# ARTICLE start
Friday, September 30, 2011

on some pride

I had my first writing class on Monday night.  I was so irrationally nervous.  I knew this was supposed to be fun, that I was a willing participant, but I couldn't talk myself down from the nerves.  My face felt flush and I spent about twenty minutes taking deep breaths before the teacher finally came in.  It didn't help that I got there over a half hour early.  

I was most nervous about the in class assignments and of reading them out loud.  On the spot.  With no editing.  I have never tried fiction before, I've only ever written about myself.  But I tried.  And at five to ten I realized that I'd kick myself all week if I didn't participate, so I volunteered to read what I had just written.  And nothing terrible happened.  Instead, the guy next to me actually said, "that was good".  

As I get older I feel like there are fewer times where I am able to be really proud of myself.  Growing up there were recitals and big exams and school plays and graduations.  Now something good happens every once and a while at work that's my doing, but that doesn't feel like much.  Monday night I felt proud.  It may be a small thing, but I'll take it.

bird's eye view, random photo for a Friday

Tuesday, September 27, 2011

on summer in fall

It is unseasonably hot and humid today.  This morning NY1 told me that it will be cooler and clearer for the weekend, but for now it is thick outside.  I'm looking at these photos and willing fall to come.  I know that when we are trapped in feet of snow this winter I will wonder what I was thinking in hurrying the warmth away, but I'm ready.

from here
and here

Monday, September 26, 2011

on a house divided

In our house, fall doesn't mean crisp days and apple picking and digging sweaters out of the closet, fall means election season.  Mike is a Republican*.  I am not a Republican.  This makes things interesting**. 

It would be easier if we didn't care, if this didn't matter to us.  But we care, it matters.  The political world seeps into ours and it feels personal.  So personal that we've had to make rules to keep ourselves in check and when I tell people that I am "passionate" about politics, I really mean that I become so angry during light-hearted debates with Mike that I regress to name calling and whimpered pleas of "just think like me and everything will be better".  We are already making wagers on the political leanings of our future children (other people can make bets on how warped those future children will be because of this).  Mike is pretty confident that he will be the winner here but I can't imagine giving life to an Alex P. Keaton.  It's a little frightening to think that one day I may be outnumbered.  Thankfully, I have a few years to work on my campaign strategy, I mean, child rearing techniques.   


* They are not often spotted in the wild in New York City, elusive as they are, but they are here.
**Interesting.  I say this now.  Ask me in November 2012 how "interesting" things are in the lead up to a Presidential election and I'm sure I won't say the same thing.

Friday, September 23, 2011

on Will Dailey & The Rivals

In 1995 my brother Cris came home from college with a new friend from Boston.  New friend was dreamy and I immediately ran to the stereo to put on something cool, so new dreamy friend would think Cris had the most awesome sister on the planet.  I think I chose Nina Simone.  It said, I'm mature, but smooth.  I was neither mature nor smooth, which is why this memory is so embarrassingly hysterical.  The friend, Will Dailey, was a musician and had come back home with my brother to play a show with him.  They were good even then.
# ARTICLE end
# SUPPLIED ENTRIES start
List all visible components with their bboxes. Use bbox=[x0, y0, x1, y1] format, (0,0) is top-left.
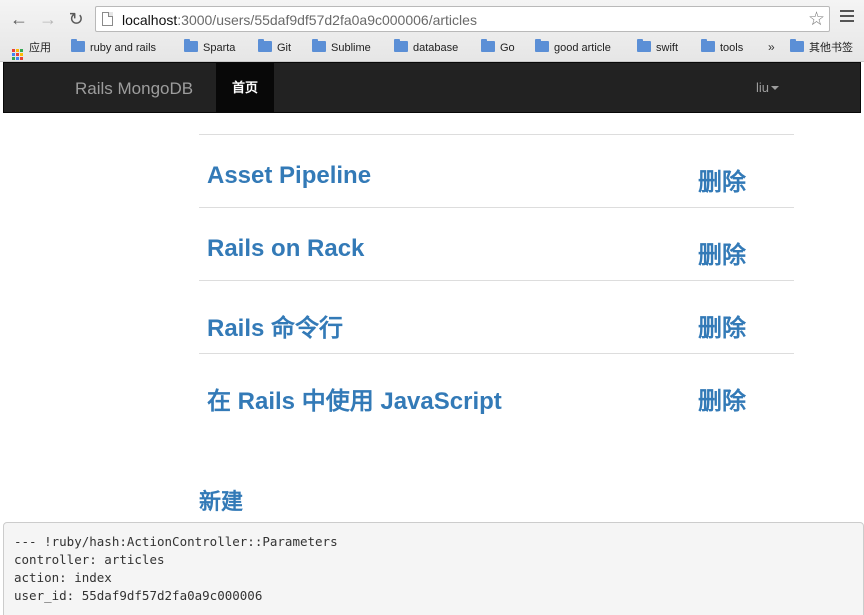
navbar-brand[interactable]: Rails MongoDB bbox=[75, 79, 193, 99]
address-bar[interactable]: localhost:3000/users/55daf9df57d2fa0a9c0… bbox=[95, 6, 830, 32]
user-name: liu bbox=[756, 80, 770, 95]
bookmark-sublime[interactable]: Sublime bbox=[312, 39, 371, 56]
browser-toolbar: ← → ↻ localhost:3000/users/55daf9df57d2f… bbox=[0, 0, 864, 36]
debug-line: --- !ruby/hash:ActionController::Paramet… bbox=[14, 534, 338, 549]
delete-link[interactable]: 删除 bbox=[698, 162, 746, 197]
bookmark-ruby-and-rails[interactable]: ruby and rails bbox=[71, 39, 156, 56]
folder-icon bbox=[790, 39, 804, 52]
article-row: Rails on Rack 删除 bbox=[199, 207, 794, 280]
folder-icon bbox=[312, 39, 326, 52]
delete-link[interactable]: 删除 bbox=[698, 308, 746, 343]
folder-icon bbox=[184, 39, 198, 52]
folder-icon bbox=[701, 39, 715, 52]
folder-icon bbox=[258, 39, 272, 52]
url-text[interactable]: localhost:3000/users/55daf9df57d2fa0a9c0… bbox=[122, 12, 477, 28]
folder-icon bbox=[637, 39, 651, 52]
debug-line: action: index bbox=[14, 570, 112, 585]
article-title-link[interactable]: Rails 命令行 bbox=[207, 308, 343, 343]
bookmarks-overflow-button[interactable]: » bbox=[768, 40, 775, 54]
debug-line: user_id: 55daf9df57d2fa0a9c000006 bbox=[14, 588, 263, 603]
caret-down-icon bbox=[771, 86, 780, 90]
folder-icon bbox=[535, 39, 549, 52]
bookmark-go[interactable]: Go bbox=[481, 39, 515, 56]
debug-params: --- !ruby/hash:ActionController::Paramet… bbox=[3, 522, 864, 615]
bookmark-tools[interactable]: tools bbox=[701, 39, 743, 56]
apps-icon bbox=[12, 49, 23, 60]
forward-arrow-icon[interactable]: → bbox=[37, 8, 59, 30]
page-icon bbox=[102, 12, 113, 26]
folder-icon bbox=[394, 39, 408, 52]
folder-icon bbox=[71, 39, 85, 52]
article-row: 在 Rails 中使用 JavaScript 删除 bbox=[199, 353, 794, 426]
bookmark-apps[interactable]: 应用 bbox=[12, 40, 51, 60]
bookmark-database[interactable]: database bbox=[394, 39, 458, 56]
delete-link[interactable]: 删除 bbox=[698, 235, 746, 270]
bookmark-swift[interactable]: swift bbox=[637, 39, 678, 56]
article-title-link[interactable]: Asset Pipeline bbox=[207, 162, 371, 190]
bookmark-other[interactable]: 其他书签 bbox=[790, 39, 853, 56]
nav-home[interactable]: 首页 bbox=[216, 63, 274, 113]
article-list: Asset Pipeline 删除 Rails on Rack 删除 Rails… bbox=[199, 134, 794, 426]
delete-link[interactable]: 删除 bbox=[698, 381, 746, 416]
bookmark-git[interactable]: Git bbox=[258, 39, 291, 56]
browser-chrome: ← → ↻ localhost:3000/users/55daf9df57d2f… bbox=[0, 0, 864, 62]
back-arrow-icon[interactable]: ← bbox=[8, 8, 30, 30]
debug-line: controller: articles bbox=[14, 552, 165, 567]
user-dropdown[interactable]: liu bbox=[756, 80, 780, 95]
web-page: Rails MongoDB 首页 liu Asset Pipeline 删除 R… bbox=[3, 62, 864, 615]
star-icon[interactable]: ☆ bbox=[808, 8, 825, 31]
article-title-link[interactable]: 在 Rails 中使用 JavaScript bbox=[207, 381, 502, 416]
bookmarks-bar: 应用 ruby and rails Sparta Git Sublime dat… bbox=[0, 37, 864, 60]
navbar: Rails MongoDB 首页 liu bbox=[3, 62, 861, 113]
new-article-link[interactable]: 新建 bbox=[199, 484, 243, 516]
reload-icon[interactable]: ↻ bbox=[65, 8, 87, 30]
bookmark-good-article[interactable]: good article bbox=[535, 39, 611, 56]
article-row: Asset Pipeline 删除 bbox=[199, 134, 794, 207]
menu-icon[interactable] bbox=[840, 10, 854, 24]
bookmark-sparta[interactable]: Sparta bbox=[184, 39, 235, 56]
article-row: Rails 命令行 删除 bbox=[199, 280, 794, 353]
article-title-link[interactable]: Rails on Rack bbox=[207, 235, 364, 263]
folder-icon bbox=[481, 39, 495, 52]
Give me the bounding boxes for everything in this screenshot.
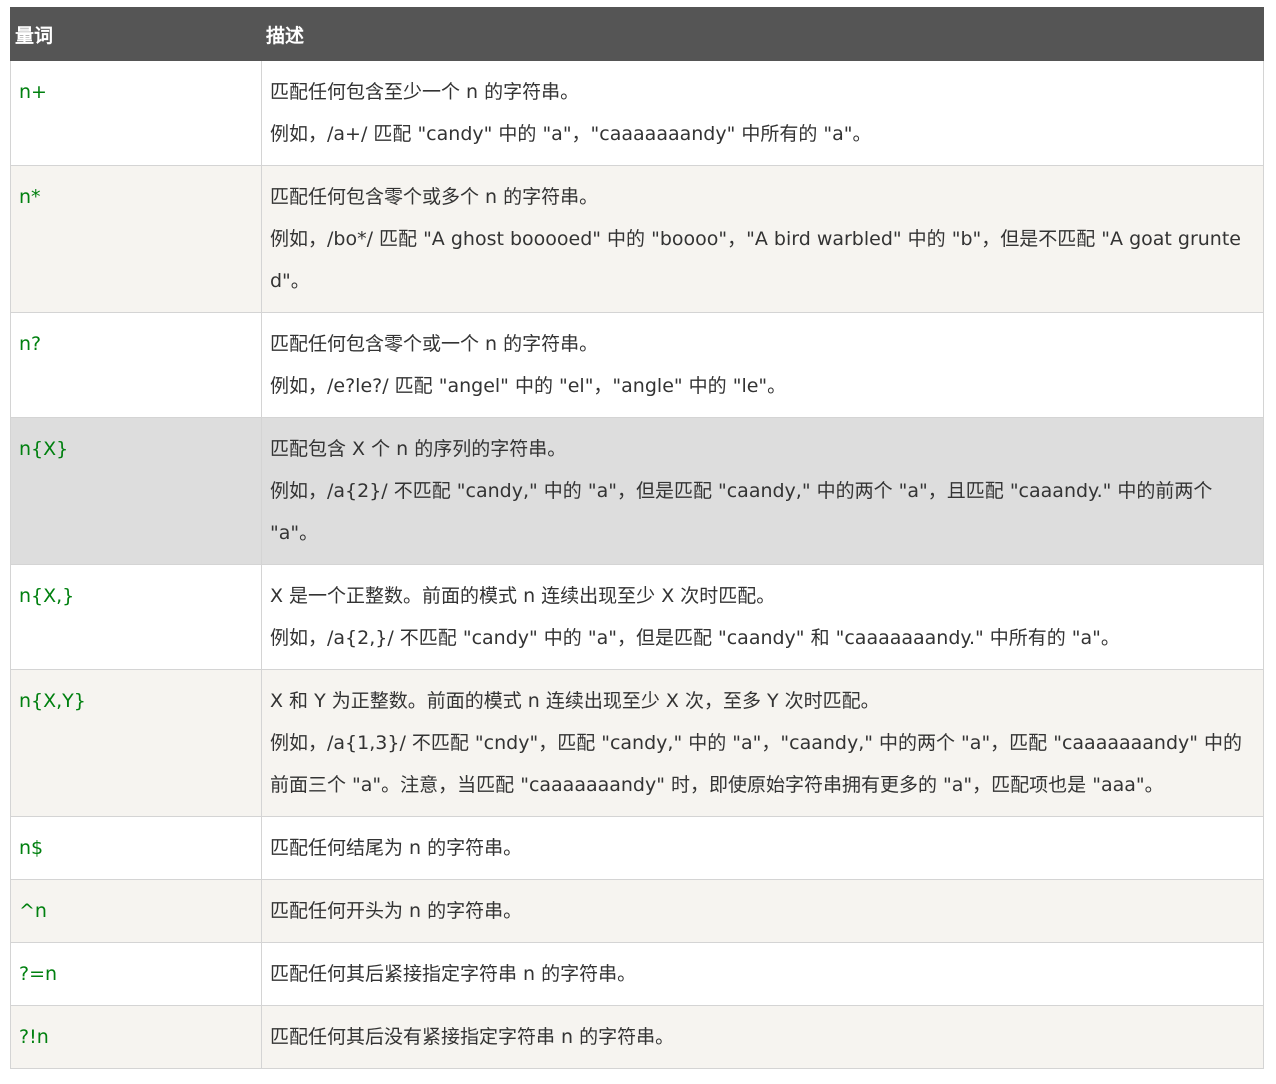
# SUPPLIED ENTRIES end
_AIM A:_
Answer these questions about the blog posts:
(i) How early did the writer get to the first writing class?
(ii) What source told the writer that the weekend would be cooler and clearer?
(iii) In what year did Cris come home from college with a new friend from Boston?
_AIM B:_ Write a continuation of the blog posts, starting right after the last sentence shown.

_TASK ANSWER A:_
(i) Over a half hour early.
(ii) NY1.
(iii) 1995.

_TASK ANSWER B:_
Sixteen years, several bandmates, name changes, and records later, Will Dailey released his latest album on Wednesday.  As one journalist said, "The album proves to be a landmark for Dailey. It's his first for Universal Republic Records, and it's not only his most inspired work yet, it's one of the best rock releases of 2011."  

My brother left the band a few years ago to be home with his amazing sons and to go back to school, but the album still feels like his history too.  Because I can't listen to the tracks without thinking of that first basement apartment in Boston*.  Of the years of hard work and effort and setbacks and letdowns.  And now of knowing that working like that can pay off.  That it can happen.  I love Will like a brother.  Proud is an understatement. 

You can preview tracks and buy the album here.
*who knew I'd have so many past posts that could fit into this one?

Thursday, September 22, 2011

on fictional comparisons

When we were little and my brother was being sneaky, my mom called him Eddie Haskel.  When I was acting out or emotional, she called me the first Mrs. Rochester.  I assumed Mrs. Rochester was another sitcom character, maybe one I wasn't familiar with, or maybe a teacher from her elementary school days.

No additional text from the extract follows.